» Requirements: Write out the material again word for word, dropping any images it holds.

» Listed entries:
-- -- --

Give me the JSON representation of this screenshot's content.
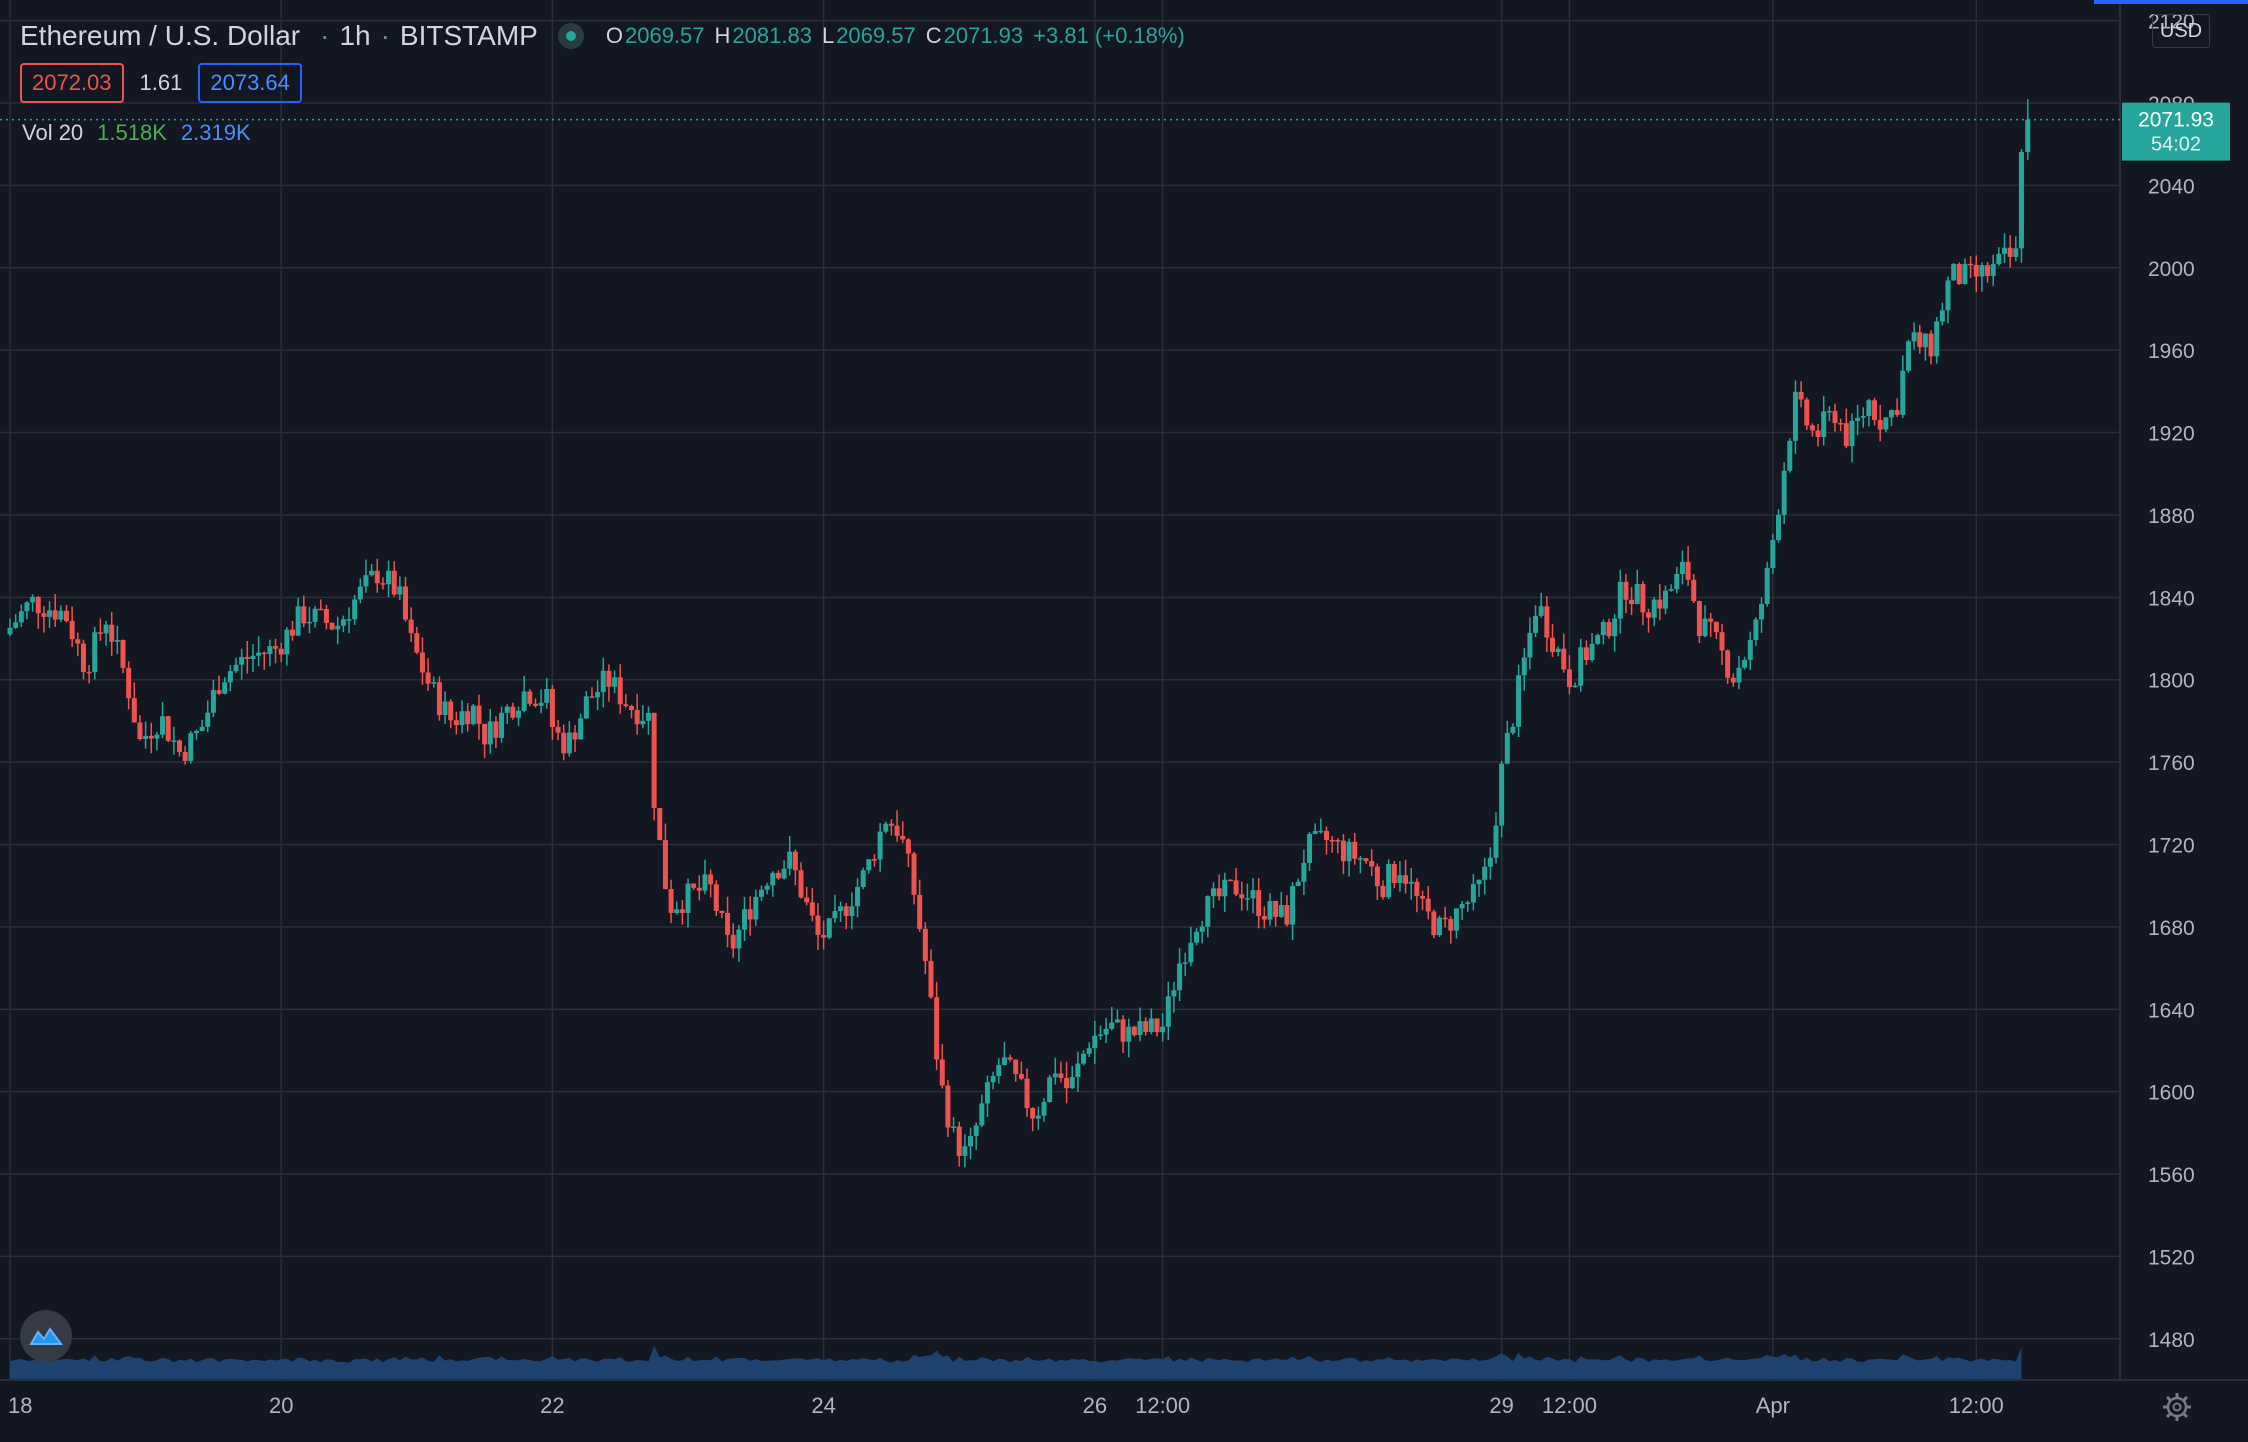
{
  "header": {
    "symbol": "Ethereum / U.S. Dollar",
    "interval": "1h",
    "exchange": "BITSTAMP",
    "open_label": "O",
    "open": "2069.57",
    "high_label": "H",
    "high": "2081.83",
    "low_label": "L",
    "low": "2069.57",
    "close_label": "C",
    "close": "2071.93",
    "change": "+3.81 (+0.18%)"
  },
  "quote": {
    "bid": "2072.03",
    "spread": "1.61",
    "ask": "2073.64"
  },
  "volume": {
    "label": "Vol 20",
    "value": "1.518K",
    "ma": "2.319K"
  },
  "currency": "USD",
  "last_price": {
    "price": "2071.93",
    "countdown": "54:02"
  },
  "colors": {
    "up": "#26a69a",
    "down": "#ef5350",
    "volume_area": "#1e4a7a",
    "grid": "#2a2e39",
    "background": "#131722"
  },
  "icons": {
    "logo": "tradingview-logo-icon",
    "settings": "gear-icon",
    "live": "live-status-dot-icon"
  },
  "chart_data": {
    "type": "candlestick",
    "title": "Ethereum / U.S. Dollar · 1h · BITSTAMP",
    "ylim": [
      1460,
      2130
    ],
    "y_ticks": [
      2120,
      2080,
      2040,
      2000,
      1960,
      1920,
      1880,
      1840,
      1800,
      1760,
      1720,
      1680,
      1640,
      1600,
      1560,
      1520,
      1480
    ],
    "x_ticks": [
      "18",
      "20",
      "22",
      "24",
      "26",
      "12:00",
      "29",
      "12:00",
      "Apr",
      "12:00"
    ],
    "x_range_days": [
      18.0,
      33.56
    ],
    "close_path": [
      [
        18.0,
        1822
      ],
      [
        18.2,
        1838
      ],
      [
        18.45,
        1832
      ],
      [
        18.6,
        1806
      ],
      [
        18.75,
        1830
      ],
      [
        18.9,
        1800
      ],
      [
        19.0,
        1770
      ],
      [
        19.15,
        1782
      ],
      [
        19.3,
        1764
      ],
      [
        19.45,
        1776
      ],
      [
        19.6,
        1802
      ],
      [
        19.8,
        1811
      ],
      [
        20.0,
        1815
      ],
      [
        20.2,
        1832
      ],
      [
        20.45,
        1826
      ],
      [
        20.6,
        1840
      ],
      [
        20.75,
        1852
      ],
      [
        20.9,
        1843
      ],
      [
        21.0,
        1818
      ],
      [
        21.15,
        1795
      ],
      [
        21.3,
        1780
      ],
      [
        21.45,
        1787
      ],
      [
        21.55,
        1772
      ],
      [
        21.7,
        1785
      ],
      [
        21.85,
        1795
      ],
      [
        22.0,
        1790
      ],
      [
        22.05,
        1775
      ],
      [
        22.15,
        1768
      ],
      [
        22.3,
        1790
      ],
      [
        22.45,
        1800
      ],
      [
        22.6,
        1788
      ],
      [
        22.75,
        1782
      ],
      [
        22.8,
        1735
      ],
      [
        22.9,
        1690
      ],
      [
        23.05,
        1695
      ],
      [
        23.2,
        1700
      ],
      [
        23.35,
        1668
      ],
      [
        23.5,
        1690
      ],
      [
        23.65,
        1708
      ],
      [
        23.8,
        1712
      ],
      [
        23.9,
        1693
      ],
      [
        24.0,
        1675
      ],
      [
        24.1,
        1678
      ],
      [
        24.2,
        1690
      ],
      [
        24.35,
        1706
      ],
      [
        24.5,
        1733
      ],
      [
        24.6,
        1727
      ],
      [
        24.7,
        1700
      ],
      [
        24.8,
        1660
      ],
      [
        24.9,
        1605
      ],
      [
        25.0,
        1578
      ],
      [
        25.1,
        1568
      ],
      [
        25.2,
        1590
      ],
      [
        25.35,
        1616
      ],
      [
        25.5,
        1600
      ],
      [
        25.6,
        1588
      ],
      [
        25.75,
        1612
      ],
      [
        25.85,
        1600
      ],
      [
        26.0,
        1625
      ],
      [
        26.15,
        1632
      ],
      [
        26.3,
        1628
      ],
      [
        26.45,
        1630
      ],
      [
        26.55,
        1632
      ],
      [
        26.65,
        1660
      ],
      [
        26.8,
        1685
      ],
      [
        26.95,
        1694
      ],
      [
        27.1,
        1700
      ],
      [
        27.3,
        1688
      ],
      [
        27.45,
        1684
      ],
      [
        27.6,
        1718
      ],
      [
        27.75,
        1722
      ],
      [
        27.9,
        1716
      ],
      [
        28.05,
        1712
      ],
      [
        28.15,
        1700
      ],
      [
        28.3,
        1710
      ],
      [
        28.45,
        1688
      ],
      [
        28.6,
        1678
      ],
      [
        28.75,
        1690
      ],
      [
        28.85,
        1695
      ],
      [
        28.95,
        1710
      ],
      [
        29.05,
        1760
      ],
      [
        29.15,
        1790
      ],
      [
        29.3,
        1838
      ],
      [
        29.45,
        1815
      ],
      [
        29.55,
        1800
      ],
      [
        29.65,
        1812
      ],
      [
        29.8,
        1822
      ],
      [
        29.95,
        1846
      ],
      [
        30.1,
        1836
      ],
      [
        30.25,
        1840
      ],
      [
        30.4,
        1855
      ],
      [
        30.5,
        1828
      ],
      [
        30.6,
        1820
      ],
      [
        30.75,
        1802
      ],
      [
        30.9,
        1820
      ],
      [
        31.0,
        1850
      ],
      [
        31.1,
        1893
      ],
      [
        31.2,
        1935
      ],
      [
        31.35,
        1918
      ],
      [
        31.5,
        1930
      ],
      [
        31.6,
        1916
      ],
      [
        31.75,
        1935
      ],
      [
        31.85,
        1925
      ],
      [
        31.95,
        1932
      ],
      [
        32.05,
        1965
      ],
      [
        32.2,
        1960
      ],
      [
        32.35,
        1996
      ],
      [
        32.5,
        1995
      ],
      [
        32.65,
        1998
      ],
      [
        32.75,
        2004
      ],
      [
        32.85,
        2006
      ],
      [
        32.88,
        2071.93
      ]
    ]
  }
}
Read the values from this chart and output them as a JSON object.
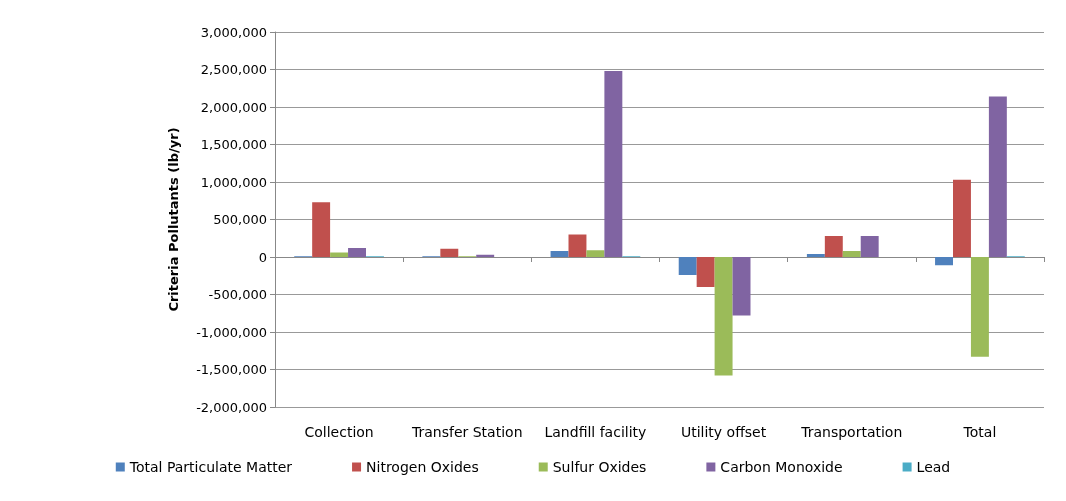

-- -- --

» The reply:
Give me the JSON representation of this screenshot's content.
{
  "header": {
    "symbol": "Ethereum / U.S. Dollar",
    "interval": "1h",
    "exchange": "BITSTAMP",
    "open_label": "O",
    "open": "2069.57",
    "high_label": "H",
    "high": "2081.83",
    "low_label": "L",
    "low": "2069.57",
    "close_label": "C",
    "close": "2071.93",
    "change": "+3.81 (+0.18%)"
  },
  "quote": {
    "bid": "2072.03",
    "spread": "1.61",
    "ask": "2073.64"
  },
  "volume": {
    "label": "Vol 20",
    "value": "1.518K",
    "ma": "2.319K"
  },
  "currency": "USD",
  "last_price": {
    "price": "2071.93",
    "countdown": "54:02"
  },
  "colors": {
    "up": "#26a69a",
    "down": "#ef5350",
    "volume_area": "#1e4a7a",
    "grid": "#2a2e39",
    "background": "#131722"
  },
  "icons": {
    "logo": "tradingview-logo-icon",
    "settings": "gear-icon",
    "live": "live-status-dot-icon"
  },
  "chart_data": {
    "type": "candlestick",
    "title": "Ethereum / U.S. Dollar · 1h · BITSTAMP",
    "ylim": [
      1460,
      2130
    ],
    "y_ticks": [
      2120,
      2080,
      2040,
      2000,
      1960,
      1920,
      1880,
      1840,
      1800,
      1760,
      1720,
      1680,
      1640,
      1600,
      1560,
      1520,
      1480
    ],
    "x_ticks": [
      "18",
      "20",
      "22",
      "24",
      "26",
      "12:00",
      "29",
      "12:00",
      "Apr",
      "12:00"
    ],
    "x_range_days": [
      18.0,
      33.56
    ],
    "close_path": [
      [
        18.0,
        1822
      ],
      [
        18.2,
        1838
      ],
      [
        18.45,
        1832
      ],
      [
        18.6,
        1806
      ],
      [
        18.75,
        1830
      ],
      [
        18.9,
        1800
      ],
      [
        19.0,
        1770
      ],
      [
        19.15,
        1782
      ],
      [
        19.3,
        1764
      ],
      [
        19.45,
        1776
      ],
      [
        19.6,
        1802
      ],
      [
        19.8,
        1811
      ],
      [
        20.0,
        1815
      ],
      [
        20.2,
        1832
      ],
      [
        20.45,
        1826
      ],
      [
        20.6,
        1840
      ],
      [
        20.75,
        1852
      ],
      [
        20.9,
        1843
      ],
      [
        21.0,
        1818
      ],
      [
        21.15,
        1795
      ],
      [
        21.3,
        1780
      ],
      [
        21.45,
        1787
      ],
      [
        21.55,
        1772
      ],
      [
        21.7,
        1785
      ],
      [
        21.85,
        1795
      ],
      [
        22.0,
        1790
      ],
      [
        22.05,
        1775
      ],
      [
        22.15,
        1768
      ],
      [
        22.3,
        1790
      ],
      [
        22.45,
        1800
      ],
      [
        22.6,
        1788
      ],
      [
        22.75,
        1782
      ],
      [
        22.8,
        1735
      ],
      [
        22.9,
        1690
      ],
      [
        23.05,
        1695
      ],
      [
        23.2,
        1700
      ],
      [
        23.35,
        1668
      ],
      [
        23.5,
        1690
      ],
      [
        23.65,
        1708
      ],
      [
        23.8,
        1712
      ],
      [
        23.9,
        1693
      ],
      [
        24.0,
        1675
      ],
      [
        24.1,
        1678
      ],
      [
        24.2,
        1690
      ],
      [
        24.35,
        1706
      ],
      [
        24.5,
        1733
      ],
      [
        24.6,
        1727
      ],
      [
        24.7,
        1700
      ],
      [
        24.8,
        1660
      ],
      [
        24.9,
        1605
      ],
      [
        25.0,
        1578
      ],
      [
        25.1,
        1568
      ],
      [
        25.2,
        1590
      ],
      [
        25.35,
        1616
      ],
      [
        25.5,
        1600
      ],
      [
        25.6,
        1588
      ],
      [
        25.75,
        1612
      ],
      [
        25.85,
        1600
      ],
      [
        26.0,
        1625
      ],
      [
        26.15,
        1632
      ],
      [
        26.3,
        1628
      ],
      [
        26.45,
        1630
      ],
      [
        26.55,
        1632
      ],
      [
        26.65,
        1660
      ],
      [
        26.8,
        1685
      ],
      [
        26.95,
        1694
      ],
      [
        27.1,
        1700
      ],
      [
        27.3,
        1688
      ],
      [
        27.45,
        1684
      ],
      [
        27.6,
        1718
      ],
      [
        27.75,
        1722
      ],
      [
        27.9,
        1716
      ],
      [
        28.05,
        1712
      ],
      [
        28.15,
        1700
      ],
      [
        28.3,
        1710
      ],
      [
        28.45,
        1688
      ],
      [
        28.6,
        1678
      ],
      [
        28.75,
        1690
      ],
      [
        28.85,
        1695
      ],
      [
        28.95,
        1710
      ],
      [
        29.05,
        1760
      ],
      [
        29.15,
        1790
      ],
      [
        29.3,
        1838
      ],
      [
        29.45,
        1815
      ],
      [
        29.55,
        1800
      ],
      [
        29.65,
        1812
      ],
      [
        29.8,
        1822
      ],
      [
        29.95,
        1846
      ],
      [
        30.1,
        1836
      ],
      [
        30.25,
        1840
      ],
      [
        30.4,
        1855
      ],
      [
        30.5,
        1828
      ],
      [
        30.6,
        1820
      ],
      [
        30.75,
        1802
      ],
      [
        30.9,
        1820
      ],
      [
        31.0,
        1850
      ],
      [
        31.1,
        1893
      ],
      [
        31.2,
        1935
      ],
      [
        31.35,
        1918
      ],
      [
        31.5,
        1930
      ],
      [
        31.6,
        1916
      ],
      [
        31.75,
        1935
      ],
      [
        31.85,
        1925
      ],
      [
        31.95,
        1932
      ],
      [
        32.05,
        1965
      ],
      [
        32.2,
        1960
      ],
      [
        32.35,
        1996
      ],
      [
        32.5,
        1995
      ],
      [
        32.65,
        1998
      ],
      [
        32.75,
        2004
      ],
      [
        32.85,
        2006
      ],
      [
        32.88,
        2071.93
      ]
    ]
  }
}
Read the values from this chart and output them as a JSON object.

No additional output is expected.